In the listing below, identify each line with the word "SRMTID" and return those lines.

# Start of DATASET

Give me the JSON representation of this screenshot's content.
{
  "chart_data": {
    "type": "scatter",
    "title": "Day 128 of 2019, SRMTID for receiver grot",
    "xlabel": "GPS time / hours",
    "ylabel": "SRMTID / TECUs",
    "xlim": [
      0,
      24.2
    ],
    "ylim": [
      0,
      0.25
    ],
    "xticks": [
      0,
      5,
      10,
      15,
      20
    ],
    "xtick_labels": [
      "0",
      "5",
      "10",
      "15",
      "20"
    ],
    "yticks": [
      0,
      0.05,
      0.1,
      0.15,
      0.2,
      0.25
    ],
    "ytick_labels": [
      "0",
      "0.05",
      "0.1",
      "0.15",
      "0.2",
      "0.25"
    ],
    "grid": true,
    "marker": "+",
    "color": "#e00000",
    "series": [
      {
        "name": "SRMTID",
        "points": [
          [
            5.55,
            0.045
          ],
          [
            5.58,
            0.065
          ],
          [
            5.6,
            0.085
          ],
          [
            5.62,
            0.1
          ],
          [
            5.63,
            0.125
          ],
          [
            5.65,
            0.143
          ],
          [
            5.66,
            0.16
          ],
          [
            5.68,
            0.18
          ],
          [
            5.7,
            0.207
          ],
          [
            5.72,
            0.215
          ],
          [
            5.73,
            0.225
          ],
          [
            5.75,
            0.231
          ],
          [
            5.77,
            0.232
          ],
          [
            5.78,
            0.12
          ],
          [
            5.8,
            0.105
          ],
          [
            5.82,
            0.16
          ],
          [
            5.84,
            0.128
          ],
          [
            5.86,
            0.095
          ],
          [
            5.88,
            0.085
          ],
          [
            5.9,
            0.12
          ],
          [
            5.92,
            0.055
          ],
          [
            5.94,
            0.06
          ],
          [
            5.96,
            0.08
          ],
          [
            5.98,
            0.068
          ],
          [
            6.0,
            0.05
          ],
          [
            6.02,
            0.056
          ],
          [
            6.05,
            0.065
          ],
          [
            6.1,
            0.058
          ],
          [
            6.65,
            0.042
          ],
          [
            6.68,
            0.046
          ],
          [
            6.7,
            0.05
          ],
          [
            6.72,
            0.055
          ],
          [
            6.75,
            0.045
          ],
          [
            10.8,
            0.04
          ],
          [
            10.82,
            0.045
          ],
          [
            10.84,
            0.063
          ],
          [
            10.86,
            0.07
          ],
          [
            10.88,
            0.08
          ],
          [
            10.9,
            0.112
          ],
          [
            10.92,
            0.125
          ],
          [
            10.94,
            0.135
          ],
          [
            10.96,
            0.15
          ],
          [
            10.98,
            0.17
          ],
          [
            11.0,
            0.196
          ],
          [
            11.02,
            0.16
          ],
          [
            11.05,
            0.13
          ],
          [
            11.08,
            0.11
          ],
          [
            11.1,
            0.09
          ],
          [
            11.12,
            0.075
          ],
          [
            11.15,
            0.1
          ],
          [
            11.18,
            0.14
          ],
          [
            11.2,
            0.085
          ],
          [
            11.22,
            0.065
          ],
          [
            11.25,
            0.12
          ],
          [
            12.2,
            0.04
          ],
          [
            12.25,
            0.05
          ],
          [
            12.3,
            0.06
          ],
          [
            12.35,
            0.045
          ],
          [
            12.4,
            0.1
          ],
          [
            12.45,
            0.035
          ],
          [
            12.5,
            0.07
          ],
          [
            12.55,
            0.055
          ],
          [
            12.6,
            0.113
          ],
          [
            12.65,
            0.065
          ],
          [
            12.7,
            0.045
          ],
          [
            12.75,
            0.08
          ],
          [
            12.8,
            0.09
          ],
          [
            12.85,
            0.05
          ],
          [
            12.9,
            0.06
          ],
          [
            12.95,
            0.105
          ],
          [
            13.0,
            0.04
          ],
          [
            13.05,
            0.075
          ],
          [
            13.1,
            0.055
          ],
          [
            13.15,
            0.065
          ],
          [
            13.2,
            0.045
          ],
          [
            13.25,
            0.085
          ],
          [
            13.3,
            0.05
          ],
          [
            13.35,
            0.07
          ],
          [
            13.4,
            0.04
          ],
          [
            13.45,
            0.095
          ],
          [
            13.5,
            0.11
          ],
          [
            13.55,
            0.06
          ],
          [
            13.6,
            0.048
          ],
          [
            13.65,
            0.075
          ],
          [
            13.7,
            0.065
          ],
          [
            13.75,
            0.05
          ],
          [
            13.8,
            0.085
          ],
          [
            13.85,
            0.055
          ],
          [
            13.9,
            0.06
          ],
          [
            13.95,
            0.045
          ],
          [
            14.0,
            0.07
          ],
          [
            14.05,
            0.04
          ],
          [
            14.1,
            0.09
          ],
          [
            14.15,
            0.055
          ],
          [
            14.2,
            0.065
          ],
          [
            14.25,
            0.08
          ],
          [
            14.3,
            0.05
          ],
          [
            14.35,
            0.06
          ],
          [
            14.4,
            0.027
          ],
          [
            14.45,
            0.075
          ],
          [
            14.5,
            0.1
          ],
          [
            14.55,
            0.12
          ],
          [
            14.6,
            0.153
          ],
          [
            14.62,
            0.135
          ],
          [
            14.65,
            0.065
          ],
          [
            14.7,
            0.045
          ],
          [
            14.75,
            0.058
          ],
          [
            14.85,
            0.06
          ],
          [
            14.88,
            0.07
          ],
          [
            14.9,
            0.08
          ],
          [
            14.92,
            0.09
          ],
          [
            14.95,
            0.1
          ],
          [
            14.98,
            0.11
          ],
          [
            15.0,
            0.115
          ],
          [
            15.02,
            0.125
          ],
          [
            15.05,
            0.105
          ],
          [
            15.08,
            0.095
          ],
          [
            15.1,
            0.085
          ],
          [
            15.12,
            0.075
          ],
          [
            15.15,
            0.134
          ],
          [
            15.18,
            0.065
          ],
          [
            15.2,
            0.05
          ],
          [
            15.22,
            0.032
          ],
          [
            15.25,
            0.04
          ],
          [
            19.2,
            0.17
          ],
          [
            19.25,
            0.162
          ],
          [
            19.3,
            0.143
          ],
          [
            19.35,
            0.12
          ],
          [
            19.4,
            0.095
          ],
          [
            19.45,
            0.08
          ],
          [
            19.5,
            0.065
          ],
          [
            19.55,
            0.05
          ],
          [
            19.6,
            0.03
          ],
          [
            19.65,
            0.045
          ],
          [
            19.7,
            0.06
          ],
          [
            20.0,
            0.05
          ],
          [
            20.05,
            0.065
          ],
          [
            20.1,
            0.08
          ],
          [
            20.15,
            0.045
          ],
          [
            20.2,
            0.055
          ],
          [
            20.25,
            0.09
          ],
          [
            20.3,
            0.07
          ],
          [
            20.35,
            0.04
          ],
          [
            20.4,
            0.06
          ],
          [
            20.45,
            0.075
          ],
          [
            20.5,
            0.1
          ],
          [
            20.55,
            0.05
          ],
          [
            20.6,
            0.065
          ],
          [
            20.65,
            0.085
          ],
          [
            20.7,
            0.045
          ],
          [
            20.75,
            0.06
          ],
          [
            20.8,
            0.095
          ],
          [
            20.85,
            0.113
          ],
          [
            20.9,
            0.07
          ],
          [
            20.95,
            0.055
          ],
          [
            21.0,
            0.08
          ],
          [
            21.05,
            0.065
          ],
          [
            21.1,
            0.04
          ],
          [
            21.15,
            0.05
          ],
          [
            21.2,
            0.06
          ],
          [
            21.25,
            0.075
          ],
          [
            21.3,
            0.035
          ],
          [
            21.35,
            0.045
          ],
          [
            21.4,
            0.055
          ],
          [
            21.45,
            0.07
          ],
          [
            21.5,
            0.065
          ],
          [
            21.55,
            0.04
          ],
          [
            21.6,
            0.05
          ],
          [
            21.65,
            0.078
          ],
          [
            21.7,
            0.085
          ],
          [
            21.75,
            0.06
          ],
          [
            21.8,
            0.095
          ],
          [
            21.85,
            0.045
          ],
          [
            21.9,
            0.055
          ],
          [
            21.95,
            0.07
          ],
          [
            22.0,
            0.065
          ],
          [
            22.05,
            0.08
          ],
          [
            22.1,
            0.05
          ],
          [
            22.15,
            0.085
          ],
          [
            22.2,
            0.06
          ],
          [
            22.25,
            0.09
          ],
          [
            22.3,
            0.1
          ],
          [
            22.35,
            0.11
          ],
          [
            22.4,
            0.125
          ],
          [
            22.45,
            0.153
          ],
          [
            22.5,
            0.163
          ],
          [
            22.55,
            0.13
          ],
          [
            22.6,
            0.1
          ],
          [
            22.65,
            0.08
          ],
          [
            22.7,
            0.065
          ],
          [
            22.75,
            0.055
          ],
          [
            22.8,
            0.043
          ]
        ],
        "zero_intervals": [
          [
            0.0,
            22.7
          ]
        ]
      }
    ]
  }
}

# End of DATASET

### ANSWER TO THIS PROBLEM
    "title": "Day 128 of 2019, SRMTID for receiver grot",
    "ylabel": "SRMTID / TECUs",
        "name": "SRMTID",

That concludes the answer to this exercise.